Texto>
────────────────

Socialismo + Europa

Sostengo que resulta imprescindible diferenciar lo que ha sido la experiencia socialdemócrata en Europa durante la segunda mitad del siglo XX de aquello que denominamos socialismo democrático. Aunque suena igual y lo primero parece casi una derivada o abreviatura de lo segundo, no es lo mismo. Y no lo es porque mientras el socialismo es una corriente de pensamiento que viene de lejos, cuyo eje central es la idea de igualdad como principio y objetivo, la socialdemocracia, en cambio, no es propiamente una ideología. Debemos entenderla como la realización en un momento determinado de los valores de progreso y justicia del socialismo en perfecta simbiosis, eso sí, con el liberalismo político y la defensa de la democracia como un fin en sí mismo.

Por eso creo que es importante separar ya lo uno de lo otro. Separar en el doble sentido de diferenciar y de dar importancia. No me cabe ninguna duda de que la experiencia socialdemócrata ha sido muy prolífica: conoció un gran éxito durante tres largas décadas, hasta mediados de los años 70 del siglo XX, y alcanzó un consenso enorme, hasta el punto de que incluso los conservadores británicos anteriores a Margaret Thatcher no tenían ningún reparo en hacer vivienda protegida. Por otro lado, es justo reconocer que, si bien el socialismo democrático (enfrentado ya al comunismo) fue el ingrediente fundamental de la fórmula socialdemócrata europea, hacia ella convergieron también otras culturas políticas, como la liberalprogresista o la democristiana.

────────────────

Datos aportados>
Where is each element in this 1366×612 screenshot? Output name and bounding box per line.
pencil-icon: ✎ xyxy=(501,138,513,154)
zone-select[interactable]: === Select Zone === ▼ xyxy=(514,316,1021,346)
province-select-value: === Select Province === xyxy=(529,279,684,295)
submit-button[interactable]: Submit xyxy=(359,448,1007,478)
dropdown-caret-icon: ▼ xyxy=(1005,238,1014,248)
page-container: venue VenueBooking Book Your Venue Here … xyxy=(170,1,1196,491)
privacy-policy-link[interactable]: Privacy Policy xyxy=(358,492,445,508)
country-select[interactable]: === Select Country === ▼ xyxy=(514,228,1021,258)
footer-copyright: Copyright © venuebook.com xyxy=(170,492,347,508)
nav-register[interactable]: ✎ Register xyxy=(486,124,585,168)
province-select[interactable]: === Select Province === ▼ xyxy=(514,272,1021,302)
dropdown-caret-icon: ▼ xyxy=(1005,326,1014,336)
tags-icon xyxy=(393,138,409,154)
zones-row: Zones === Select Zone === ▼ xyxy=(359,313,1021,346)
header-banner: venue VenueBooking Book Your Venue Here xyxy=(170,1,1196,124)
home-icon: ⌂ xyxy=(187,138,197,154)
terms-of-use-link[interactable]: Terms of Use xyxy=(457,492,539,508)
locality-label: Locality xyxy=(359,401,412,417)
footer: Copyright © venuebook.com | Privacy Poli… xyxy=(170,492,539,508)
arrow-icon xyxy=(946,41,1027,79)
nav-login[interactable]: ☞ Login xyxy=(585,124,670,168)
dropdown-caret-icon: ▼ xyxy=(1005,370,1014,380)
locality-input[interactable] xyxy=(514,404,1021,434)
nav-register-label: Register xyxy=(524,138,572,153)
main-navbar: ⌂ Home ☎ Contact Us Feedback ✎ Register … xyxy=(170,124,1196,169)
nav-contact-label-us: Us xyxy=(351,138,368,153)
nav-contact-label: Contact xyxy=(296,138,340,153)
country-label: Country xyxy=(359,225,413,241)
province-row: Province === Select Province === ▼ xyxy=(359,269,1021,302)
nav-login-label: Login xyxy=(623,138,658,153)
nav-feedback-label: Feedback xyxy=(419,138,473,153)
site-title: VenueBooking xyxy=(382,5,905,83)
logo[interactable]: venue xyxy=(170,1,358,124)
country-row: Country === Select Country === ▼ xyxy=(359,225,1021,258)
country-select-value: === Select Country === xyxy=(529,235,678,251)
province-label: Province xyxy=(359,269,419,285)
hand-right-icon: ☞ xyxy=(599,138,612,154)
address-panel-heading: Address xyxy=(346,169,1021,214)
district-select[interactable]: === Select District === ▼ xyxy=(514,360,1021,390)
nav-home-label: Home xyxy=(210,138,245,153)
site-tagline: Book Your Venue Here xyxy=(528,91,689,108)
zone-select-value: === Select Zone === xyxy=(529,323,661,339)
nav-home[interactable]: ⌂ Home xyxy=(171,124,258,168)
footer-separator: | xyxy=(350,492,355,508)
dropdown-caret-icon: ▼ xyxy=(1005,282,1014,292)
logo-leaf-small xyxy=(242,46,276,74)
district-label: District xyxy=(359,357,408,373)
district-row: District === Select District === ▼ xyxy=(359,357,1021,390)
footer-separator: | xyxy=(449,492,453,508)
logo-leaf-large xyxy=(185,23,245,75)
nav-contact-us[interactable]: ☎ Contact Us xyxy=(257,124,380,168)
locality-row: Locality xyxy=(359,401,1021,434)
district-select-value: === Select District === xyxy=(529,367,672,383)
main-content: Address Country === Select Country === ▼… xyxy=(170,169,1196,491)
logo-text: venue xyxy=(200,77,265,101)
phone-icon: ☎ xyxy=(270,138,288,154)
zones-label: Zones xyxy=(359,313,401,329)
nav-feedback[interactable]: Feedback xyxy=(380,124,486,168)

────────────────

Consigna A>
Indica si cada afirmación coincide con el texto sobre socialismo y Europa. Responde sí o no y cita literalmente las palabras que lo deciden. (i) La socialdemocracia es propiamente una ideología. (ii) La experiencia socialdemócrata tuvo éxito hasta mediados de los años 70 del siglo XX. (iii) El socialismo democrático fue la única cultura política que confluyó en la fórmula socialdemócrata europea.
Consigna B>
Según el texto sobre socialismo y Europa, ¿por qué la socialdemocracia no es lo mismo que el socialismo democrático? Explícalo en una a tres oraciones.
Los registros son un material independiente del texto.

Respuesta correcta A>
(i) No: "la socialdemocracia, en cambio, no es propiamente una ideología".
(ii) Sí: "conoció un gran éxito durante tres largas décadas, hasta mediados de los años 70 del siglo XX".
(iii) No: "hacia ella convergieron también otras culturas políticas, como la liberalprogresista o la democristiana".

Respuesta correcta B>
El socialismo es una corriente de pensamiento que viene de lejos, con la igualdad como principio y objetivo, mientras que la socialdemocracia no es propiamente una ideología. Es la realización, en un momento determinado, de los valores de progreso y justicia del socialismo en simbiosis con el liberalismo político y la defensa de la democracia como un fin en sí mismo.